------ MATERIAL FOR THIS EXERCISE ------

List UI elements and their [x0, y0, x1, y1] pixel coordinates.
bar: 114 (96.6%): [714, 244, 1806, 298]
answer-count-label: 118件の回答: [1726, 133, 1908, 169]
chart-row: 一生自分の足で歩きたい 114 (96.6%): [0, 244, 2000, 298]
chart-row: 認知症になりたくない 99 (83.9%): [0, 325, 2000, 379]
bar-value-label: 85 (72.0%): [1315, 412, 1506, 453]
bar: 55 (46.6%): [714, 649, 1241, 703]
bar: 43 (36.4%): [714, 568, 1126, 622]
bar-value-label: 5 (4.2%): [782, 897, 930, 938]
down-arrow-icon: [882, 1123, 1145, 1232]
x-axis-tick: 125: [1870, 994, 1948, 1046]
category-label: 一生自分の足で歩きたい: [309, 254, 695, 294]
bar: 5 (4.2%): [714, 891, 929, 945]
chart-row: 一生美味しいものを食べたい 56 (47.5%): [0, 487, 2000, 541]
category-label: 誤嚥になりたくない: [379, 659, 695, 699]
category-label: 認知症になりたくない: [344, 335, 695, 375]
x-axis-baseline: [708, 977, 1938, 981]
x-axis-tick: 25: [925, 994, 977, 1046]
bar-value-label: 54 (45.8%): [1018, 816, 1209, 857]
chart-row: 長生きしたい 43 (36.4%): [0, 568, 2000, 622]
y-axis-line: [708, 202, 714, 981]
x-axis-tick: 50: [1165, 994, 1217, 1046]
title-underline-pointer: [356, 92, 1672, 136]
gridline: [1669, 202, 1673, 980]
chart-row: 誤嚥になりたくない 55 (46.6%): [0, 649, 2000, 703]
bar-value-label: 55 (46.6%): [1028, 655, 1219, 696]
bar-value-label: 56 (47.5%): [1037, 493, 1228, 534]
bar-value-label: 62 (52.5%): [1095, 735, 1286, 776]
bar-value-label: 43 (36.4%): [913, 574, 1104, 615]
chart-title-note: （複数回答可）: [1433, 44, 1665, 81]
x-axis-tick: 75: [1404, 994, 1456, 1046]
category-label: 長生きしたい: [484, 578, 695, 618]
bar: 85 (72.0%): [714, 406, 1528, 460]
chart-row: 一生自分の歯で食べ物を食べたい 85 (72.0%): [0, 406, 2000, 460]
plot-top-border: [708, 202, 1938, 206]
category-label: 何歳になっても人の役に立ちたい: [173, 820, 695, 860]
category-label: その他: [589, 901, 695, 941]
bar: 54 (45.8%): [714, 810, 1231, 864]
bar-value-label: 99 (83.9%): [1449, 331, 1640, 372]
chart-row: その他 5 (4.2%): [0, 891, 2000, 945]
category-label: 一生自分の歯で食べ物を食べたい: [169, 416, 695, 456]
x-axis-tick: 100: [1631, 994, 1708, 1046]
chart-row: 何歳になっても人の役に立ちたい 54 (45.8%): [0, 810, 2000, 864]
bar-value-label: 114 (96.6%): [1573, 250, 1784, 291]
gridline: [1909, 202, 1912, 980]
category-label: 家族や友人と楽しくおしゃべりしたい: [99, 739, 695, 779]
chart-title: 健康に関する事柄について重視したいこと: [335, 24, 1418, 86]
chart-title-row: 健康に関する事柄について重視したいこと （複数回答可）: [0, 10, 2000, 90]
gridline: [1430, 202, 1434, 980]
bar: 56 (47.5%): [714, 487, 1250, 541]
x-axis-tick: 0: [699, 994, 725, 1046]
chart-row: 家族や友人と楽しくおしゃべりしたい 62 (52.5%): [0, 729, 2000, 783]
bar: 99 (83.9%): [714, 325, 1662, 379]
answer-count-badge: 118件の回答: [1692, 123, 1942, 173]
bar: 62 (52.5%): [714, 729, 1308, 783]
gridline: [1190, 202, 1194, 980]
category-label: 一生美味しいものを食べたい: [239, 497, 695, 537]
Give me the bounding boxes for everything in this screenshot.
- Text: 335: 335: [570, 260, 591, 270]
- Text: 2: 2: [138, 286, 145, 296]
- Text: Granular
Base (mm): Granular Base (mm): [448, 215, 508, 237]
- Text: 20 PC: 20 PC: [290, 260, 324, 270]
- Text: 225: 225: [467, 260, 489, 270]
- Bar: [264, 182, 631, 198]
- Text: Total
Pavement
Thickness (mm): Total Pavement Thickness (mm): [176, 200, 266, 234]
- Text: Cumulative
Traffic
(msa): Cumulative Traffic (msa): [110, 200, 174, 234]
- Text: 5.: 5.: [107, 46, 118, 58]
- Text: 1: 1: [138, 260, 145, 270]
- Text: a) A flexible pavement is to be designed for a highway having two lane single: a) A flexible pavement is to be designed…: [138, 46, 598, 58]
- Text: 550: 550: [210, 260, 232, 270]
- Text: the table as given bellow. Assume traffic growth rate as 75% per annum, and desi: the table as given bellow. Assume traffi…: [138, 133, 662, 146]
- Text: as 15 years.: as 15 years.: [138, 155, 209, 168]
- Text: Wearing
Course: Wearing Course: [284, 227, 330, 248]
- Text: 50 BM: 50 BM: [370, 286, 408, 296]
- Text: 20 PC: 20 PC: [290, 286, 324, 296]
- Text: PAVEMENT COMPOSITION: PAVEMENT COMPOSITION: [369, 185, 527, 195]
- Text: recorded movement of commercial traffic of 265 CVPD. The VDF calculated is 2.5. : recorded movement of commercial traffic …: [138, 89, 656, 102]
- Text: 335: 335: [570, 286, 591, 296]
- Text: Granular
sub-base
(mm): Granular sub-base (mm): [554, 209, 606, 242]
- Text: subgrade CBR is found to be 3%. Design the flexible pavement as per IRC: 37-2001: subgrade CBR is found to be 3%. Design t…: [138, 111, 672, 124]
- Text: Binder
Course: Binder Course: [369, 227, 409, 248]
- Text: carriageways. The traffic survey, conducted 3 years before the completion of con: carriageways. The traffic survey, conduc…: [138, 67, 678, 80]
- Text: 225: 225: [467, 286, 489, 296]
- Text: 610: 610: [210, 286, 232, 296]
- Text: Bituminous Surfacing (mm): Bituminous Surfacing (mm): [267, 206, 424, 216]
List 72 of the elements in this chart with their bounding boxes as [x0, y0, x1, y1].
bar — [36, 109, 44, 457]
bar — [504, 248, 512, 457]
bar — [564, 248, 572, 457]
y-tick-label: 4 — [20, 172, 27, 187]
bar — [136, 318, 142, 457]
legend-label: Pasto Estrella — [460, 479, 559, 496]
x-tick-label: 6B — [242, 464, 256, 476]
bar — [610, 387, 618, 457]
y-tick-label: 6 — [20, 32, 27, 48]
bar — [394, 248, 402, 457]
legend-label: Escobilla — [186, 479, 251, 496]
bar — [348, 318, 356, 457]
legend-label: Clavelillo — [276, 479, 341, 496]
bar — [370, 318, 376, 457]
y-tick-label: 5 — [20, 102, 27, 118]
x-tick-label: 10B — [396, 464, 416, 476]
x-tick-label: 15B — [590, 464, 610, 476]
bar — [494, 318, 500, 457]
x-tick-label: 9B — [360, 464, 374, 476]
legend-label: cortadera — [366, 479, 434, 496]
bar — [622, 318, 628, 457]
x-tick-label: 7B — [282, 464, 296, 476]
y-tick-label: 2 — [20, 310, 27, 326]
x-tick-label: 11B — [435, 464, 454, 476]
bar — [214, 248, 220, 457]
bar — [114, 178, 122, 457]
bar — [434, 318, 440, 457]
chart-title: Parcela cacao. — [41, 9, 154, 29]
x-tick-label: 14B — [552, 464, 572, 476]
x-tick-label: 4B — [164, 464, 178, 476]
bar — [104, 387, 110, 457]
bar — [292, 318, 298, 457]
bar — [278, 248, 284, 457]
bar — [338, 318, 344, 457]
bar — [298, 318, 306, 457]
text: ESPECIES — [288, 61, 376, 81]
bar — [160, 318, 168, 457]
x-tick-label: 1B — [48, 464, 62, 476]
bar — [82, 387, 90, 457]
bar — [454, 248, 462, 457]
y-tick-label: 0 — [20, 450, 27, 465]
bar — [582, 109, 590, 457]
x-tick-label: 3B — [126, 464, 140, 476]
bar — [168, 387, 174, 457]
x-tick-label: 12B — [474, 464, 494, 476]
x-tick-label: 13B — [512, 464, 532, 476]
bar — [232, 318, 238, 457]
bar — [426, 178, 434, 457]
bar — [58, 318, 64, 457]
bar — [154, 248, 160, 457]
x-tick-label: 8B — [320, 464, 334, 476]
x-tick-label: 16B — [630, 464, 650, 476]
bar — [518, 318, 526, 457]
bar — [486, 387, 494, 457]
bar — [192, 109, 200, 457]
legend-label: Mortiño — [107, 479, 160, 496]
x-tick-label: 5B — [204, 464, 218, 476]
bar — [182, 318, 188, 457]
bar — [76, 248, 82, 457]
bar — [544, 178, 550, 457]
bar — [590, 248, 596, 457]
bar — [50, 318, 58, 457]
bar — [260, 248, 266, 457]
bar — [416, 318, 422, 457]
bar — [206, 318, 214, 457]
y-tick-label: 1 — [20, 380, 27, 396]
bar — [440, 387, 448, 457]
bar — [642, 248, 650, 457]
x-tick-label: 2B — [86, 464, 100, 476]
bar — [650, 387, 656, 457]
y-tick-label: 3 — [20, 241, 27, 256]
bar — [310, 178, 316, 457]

------

EXERCISE TASK: Return the items verbatim, starting from the first line and ending with the line containing "bar-value-label: 5 (4.2%): [782, 897, 930, 938]", both included.

FULL RESPONSE:
List UI elements and their [x0, y0, x1, y1] pixel coordinates.
bar: 114 (96.6%): [714, 244, 1806, 298]
answer-count-label: 118件の回答: [1726, 133, 1908, 169]
chart-row: 一生自分の足で歩きたい 114 (96.6%): [0, 244, 2000, 298]
chart-row: 認知症になりたくない 99 (83.9%): [0, 325, 2000, 379]
bar-value-label: 85 (72.0%): [1315, 412, 1506, 453]
bar: 55 (46.6%): [714, 649, 1241, 703]
bar: 43 (36.4%): [714, 568, 1126, 622]
bar-value-label: 5 (4.2%): [782, 897, 930, 938]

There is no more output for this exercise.